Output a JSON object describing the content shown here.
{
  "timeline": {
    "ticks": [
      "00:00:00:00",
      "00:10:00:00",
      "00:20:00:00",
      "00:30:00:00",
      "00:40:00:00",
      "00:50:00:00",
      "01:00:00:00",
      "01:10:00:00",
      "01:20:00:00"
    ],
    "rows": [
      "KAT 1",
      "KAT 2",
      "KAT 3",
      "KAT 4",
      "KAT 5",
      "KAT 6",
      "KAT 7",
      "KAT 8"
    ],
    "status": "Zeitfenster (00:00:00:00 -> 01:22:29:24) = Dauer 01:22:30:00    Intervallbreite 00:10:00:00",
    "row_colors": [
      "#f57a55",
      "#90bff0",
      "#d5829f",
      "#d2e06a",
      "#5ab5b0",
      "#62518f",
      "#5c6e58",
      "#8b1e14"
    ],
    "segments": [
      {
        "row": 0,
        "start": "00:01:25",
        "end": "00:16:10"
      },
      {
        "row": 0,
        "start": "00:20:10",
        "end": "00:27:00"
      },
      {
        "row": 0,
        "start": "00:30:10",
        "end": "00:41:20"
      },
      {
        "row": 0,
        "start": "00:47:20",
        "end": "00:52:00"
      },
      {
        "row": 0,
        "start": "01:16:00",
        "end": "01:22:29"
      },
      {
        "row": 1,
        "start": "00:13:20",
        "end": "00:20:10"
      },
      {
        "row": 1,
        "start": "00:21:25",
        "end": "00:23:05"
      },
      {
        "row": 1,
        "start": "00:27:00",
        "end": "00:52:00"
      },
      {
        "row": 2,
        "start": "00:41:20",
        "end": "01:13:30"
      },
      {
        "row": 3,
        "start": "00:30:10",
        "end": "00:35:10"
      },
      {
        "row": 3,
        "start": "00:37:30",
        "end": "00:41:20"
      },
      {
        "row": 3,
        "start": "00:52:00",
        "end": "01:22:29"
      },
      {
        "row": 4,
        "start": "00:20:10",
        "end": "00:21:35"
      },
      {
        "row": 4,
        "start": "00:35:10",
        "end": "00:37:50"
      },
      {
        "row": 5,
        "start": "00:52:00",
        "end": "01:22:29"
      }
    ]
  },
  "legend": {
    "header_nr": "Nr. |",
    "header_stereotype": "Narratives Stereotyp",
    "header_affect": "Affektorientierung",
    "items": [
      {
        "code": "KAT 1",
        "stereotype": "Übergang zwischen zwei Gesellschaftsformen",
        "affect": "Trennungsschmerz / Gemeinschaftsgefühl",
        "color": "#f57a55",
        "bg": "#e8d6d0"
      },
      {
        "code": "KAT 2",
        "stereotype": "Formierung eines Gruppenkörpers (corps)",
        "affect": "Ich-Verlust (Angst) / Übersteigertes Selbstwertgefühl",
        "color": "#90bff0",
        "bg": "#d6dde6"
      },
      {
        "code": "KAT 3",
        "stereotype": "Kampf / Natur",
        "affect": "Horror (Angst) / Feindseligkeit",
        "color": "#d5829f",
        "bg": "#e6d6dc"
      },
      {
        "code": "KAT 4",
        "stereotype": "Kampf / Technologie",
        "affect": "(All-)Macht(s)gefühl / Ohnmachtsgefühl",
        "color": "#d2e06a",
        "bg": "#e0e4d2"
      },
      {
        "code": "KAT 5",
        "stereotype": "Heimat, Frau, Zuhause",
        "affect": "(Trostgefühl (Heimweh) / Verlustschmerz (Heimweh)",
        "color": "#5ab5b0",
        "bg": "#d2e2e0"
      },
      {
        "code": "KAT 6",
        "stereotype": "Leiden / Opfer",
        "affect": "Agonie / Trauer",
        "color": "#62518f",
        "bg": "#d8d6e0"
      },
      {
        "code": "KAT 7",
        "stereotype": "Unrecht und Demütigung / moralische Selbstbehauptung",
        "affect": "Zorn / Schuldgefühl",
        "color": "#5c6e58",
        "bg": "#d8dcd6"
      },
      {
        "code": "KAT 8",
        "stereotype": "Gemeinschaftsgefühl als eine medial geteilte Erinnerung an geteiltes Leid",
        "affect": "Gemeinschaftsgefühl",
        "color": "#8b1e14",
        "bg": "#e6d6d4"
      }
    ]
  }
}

###

* **GIVEN TASK**:
Find the lines that include the string "Kampf", then copy each of them.

* **IN RESPONSE**:
        "stereotype": "Kampf / Natur",
        "stereotype": "Kampf / Technologie",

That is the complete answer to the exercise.